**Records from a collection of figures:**
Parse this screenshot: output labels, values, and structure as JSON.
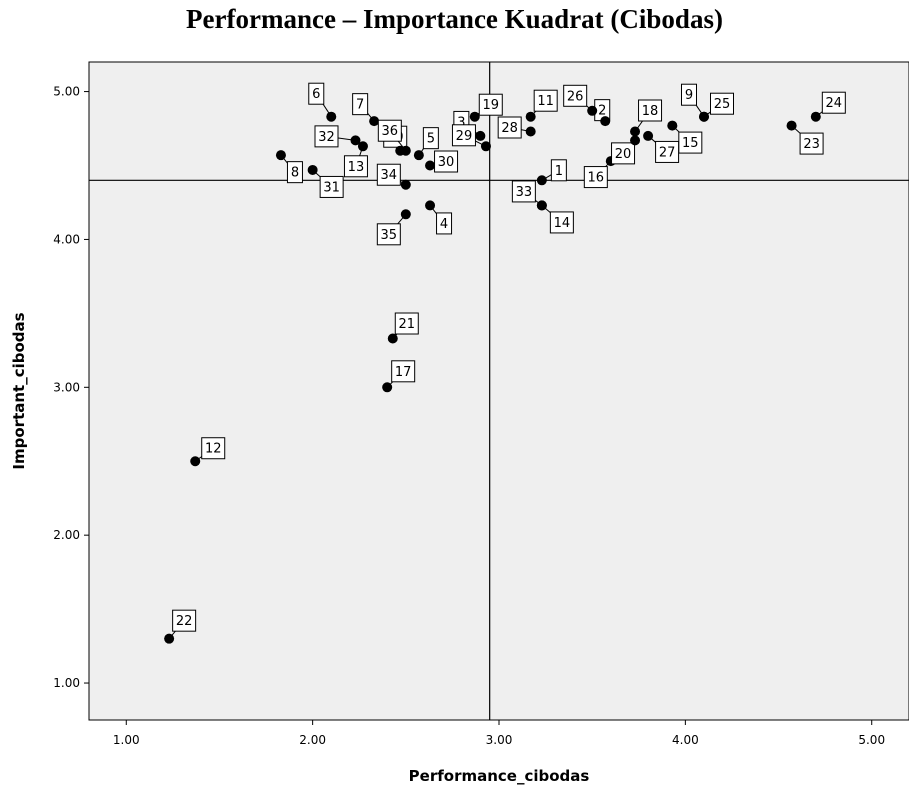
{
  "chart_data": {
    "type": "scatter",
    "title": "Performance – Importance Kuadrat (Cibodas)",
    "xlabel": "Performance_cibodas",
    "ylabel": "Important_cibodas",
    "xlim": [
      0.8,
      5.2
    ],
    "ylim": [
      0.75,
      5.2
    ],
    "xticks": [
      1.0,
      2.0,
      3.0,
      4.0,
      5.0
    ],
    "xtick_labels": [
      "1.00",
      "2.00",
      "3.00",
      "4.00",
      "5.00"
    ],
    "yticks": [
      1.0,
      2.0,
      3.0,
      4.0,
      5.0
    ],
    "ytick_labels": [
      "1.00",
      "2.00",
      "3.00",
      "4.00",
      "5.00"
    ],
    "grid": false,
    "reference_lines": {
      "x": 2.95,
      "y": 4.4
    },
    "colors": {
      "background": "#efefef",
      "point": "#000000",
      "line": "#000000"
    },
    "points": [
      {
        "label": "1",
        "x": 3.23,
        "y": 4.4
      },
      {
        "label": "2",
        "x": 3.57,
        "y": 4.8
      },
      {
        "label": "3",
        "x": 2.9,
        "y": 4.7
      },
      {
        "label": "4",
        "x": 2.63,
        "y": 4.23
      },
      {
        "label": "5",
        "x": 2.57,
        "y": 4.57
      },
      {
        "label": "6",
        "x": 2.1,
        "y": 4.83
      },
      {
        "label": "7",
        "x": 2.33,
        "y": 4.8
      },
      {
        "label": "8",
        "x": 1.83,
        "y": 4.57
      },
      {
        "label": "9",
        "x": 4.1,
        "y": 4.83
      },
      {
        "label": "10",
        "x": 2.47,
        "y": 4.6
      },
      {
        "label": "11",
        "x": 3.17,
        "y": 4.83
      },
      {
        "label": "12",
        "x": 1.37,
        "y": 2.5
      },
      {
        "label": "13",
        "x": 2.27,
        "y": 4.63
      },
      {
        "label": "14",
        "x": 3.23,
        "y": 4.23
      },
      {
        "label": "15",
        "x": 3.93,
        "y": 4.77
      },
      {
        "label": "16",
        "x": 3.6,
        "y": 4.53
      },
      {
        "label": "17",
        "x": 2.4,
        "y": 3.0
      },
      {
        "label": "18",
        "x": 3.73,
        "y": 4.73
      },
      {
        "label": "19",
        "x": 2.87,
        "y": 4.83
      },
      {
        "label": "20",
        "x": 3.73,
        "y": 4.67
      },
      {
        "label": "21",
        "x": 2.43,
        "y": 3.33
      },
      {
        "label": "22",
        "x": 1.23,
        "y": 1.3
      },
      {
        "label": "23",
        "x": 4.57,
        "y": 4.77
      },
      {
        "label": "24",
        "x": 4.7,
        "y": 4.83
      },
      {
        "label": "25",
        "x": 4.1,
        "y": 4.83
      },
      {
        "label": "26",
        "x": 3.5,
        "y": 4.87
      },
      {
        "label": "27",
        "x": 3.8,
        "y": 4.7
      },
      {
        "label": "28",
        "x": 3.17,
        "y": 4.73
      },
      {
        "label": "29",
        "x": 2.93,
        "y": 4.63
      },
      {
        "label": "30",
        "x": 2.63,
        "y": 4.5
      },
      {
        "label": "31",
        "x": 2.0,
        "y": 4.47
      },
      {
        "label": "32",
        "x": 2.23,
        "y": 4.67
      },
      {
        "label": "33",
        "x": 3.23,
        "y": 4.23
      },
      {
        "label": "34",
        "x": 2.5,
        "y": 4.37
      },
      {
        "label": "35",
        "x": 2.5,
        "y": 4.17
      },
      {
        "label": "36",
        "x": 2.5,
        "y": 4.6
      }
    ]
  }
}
* * *
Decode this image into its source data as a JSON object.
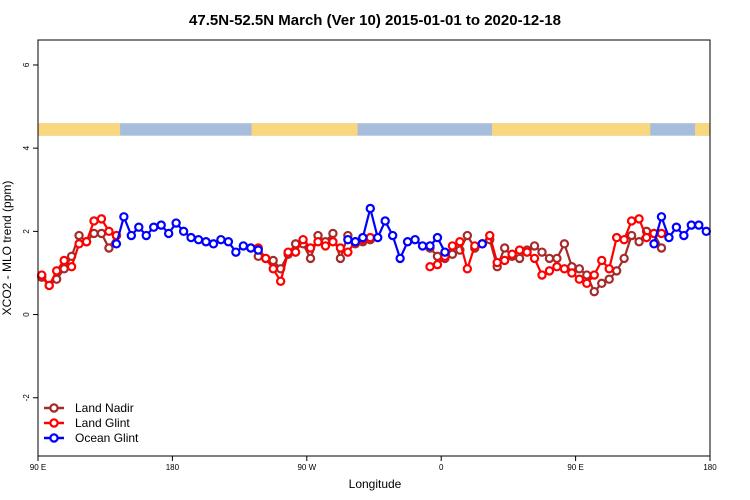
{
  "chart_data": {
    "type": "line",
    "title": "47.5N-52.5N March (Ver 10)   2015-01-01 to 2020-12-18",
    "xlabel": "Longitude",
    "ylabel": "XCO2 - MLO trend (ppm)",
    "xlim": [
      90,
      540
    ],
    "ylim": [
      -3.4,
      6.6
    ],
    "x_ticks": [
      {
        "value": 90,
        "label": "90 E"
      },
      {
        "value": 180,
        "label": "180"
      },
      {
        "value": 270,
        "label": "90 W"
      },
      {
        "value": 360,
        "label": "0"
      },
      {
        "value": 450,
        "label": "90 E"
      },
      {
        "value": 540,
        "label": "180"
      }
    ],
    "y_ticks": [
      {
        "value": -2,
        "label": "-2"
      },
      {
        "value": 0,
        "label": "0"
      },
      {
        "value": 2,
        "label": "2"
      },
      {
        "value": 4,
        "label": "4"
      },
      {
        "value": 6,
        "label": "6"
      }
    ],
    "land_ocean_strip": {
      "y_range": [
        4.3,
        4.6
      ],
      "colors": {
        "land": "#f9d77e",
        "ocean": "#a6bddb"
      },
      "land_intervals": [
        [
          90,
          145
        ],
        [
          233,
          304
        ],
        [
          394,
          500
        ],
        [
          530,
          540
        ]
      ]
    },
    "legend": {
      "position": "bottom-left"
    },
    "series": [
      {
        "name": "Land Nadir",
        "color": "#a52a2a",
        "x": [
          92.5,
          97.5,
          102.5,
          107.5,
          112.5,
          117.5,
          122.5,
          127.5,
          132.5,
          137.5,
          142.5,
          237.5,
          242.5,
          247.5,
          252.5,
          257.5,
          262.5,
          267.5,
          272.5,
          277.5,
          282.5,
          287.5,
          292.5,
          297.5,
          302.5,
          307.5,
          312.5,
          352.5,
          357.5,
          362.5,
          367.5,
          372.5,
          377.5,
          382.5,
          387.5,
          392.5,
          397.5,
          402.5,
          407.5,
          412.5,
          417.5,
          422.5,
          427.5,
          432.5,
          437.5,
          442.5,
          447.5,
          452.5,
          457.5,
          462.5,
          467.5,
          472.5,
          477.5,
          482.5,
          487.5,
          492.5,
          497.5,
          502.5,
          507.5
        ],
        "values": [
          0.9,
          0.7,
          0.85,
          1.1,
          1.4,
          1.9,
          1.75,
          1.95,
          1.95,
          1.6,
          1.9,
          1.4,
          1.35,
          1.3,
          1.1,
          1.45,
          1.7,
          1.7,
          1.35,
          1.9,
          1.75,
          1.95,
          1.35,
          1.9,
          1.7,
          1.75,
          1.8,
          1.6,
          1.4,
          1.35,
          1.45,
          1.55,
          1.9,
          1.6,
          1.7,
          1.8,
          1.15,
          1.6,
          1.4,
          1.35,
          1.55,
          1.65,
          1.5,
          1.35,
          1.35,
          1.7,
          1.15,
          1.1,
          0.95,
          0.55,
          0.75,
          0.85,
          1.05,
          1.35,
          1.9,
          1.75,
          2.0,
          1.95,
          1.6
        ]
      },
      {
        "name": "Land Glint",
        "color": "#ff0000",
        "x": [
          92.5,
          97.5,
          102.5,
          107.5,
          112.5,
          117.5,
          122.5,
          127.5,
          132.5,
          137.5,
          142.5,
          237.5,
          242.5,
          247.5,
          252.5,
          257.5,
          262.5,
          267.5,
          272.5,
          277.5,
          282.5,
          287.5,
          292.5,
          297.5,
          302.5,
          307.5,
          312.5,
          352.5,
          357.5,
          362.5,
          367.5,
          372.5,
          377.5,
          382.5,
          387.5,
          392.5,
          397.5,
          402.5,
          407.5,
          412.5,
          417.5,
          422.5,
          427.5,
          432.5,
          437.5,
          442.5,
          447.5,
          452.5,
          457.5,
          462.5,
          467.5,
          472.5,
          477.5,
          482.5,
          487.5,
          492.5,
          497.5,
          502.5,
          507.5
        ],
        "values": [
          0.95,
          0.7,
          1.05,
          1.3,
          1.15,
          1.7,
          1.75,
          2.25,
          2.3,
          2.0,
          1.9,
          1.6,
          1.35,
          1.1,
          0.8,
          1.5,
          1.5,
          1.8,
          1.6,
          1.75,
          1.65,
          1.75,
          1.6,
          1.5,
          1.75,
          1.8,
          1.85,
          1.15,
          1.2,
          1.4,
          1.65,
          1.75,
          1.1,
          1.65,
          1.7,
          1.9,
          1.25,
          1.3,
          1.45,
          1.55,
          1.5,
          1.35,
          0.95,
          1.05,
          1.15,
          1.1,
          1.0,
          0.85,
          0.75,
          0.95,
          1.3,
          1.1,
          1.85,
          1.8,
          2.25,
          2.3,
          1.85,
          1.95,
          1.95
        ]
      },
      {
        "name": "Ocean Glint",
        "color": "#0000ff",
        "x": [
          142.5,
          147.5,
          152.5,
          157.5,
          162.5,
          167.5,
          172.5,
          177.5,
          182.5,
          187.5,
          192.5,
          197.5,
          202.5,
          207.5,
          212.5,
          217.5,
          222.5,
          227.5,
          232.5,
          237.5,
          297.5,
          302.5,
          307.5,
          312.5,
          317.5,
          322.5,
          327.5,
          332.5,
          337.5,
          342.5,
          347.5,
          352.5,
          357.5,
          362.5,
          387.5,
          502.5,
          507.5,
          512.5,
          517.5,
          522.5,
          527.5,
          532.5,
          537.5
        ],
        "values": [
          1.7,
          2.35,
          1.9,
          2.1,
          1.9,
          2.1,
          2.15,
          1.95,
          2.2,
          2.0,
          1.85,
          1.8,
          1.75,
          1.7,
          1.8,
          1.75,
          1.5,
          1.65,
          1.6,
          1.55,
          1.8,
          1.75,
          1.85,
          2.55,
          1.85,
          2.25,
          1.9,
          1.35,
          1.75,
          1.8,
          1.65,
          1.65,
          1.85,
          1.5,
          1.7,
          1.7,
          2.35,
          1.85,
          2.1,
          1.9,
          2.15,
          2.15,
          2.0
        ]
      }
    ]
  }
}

**TASK OBJECTIVE:**
Copy out all lines from the material above that contain the string "title".

**SOLUTION TO THE EXERCISE:**
    "title": "Performance – Importance Kuadrat (Cibodas)",
    "title": "47.5N-52.5N March (Ver 10)   2015-01-01 to 2020-12-18",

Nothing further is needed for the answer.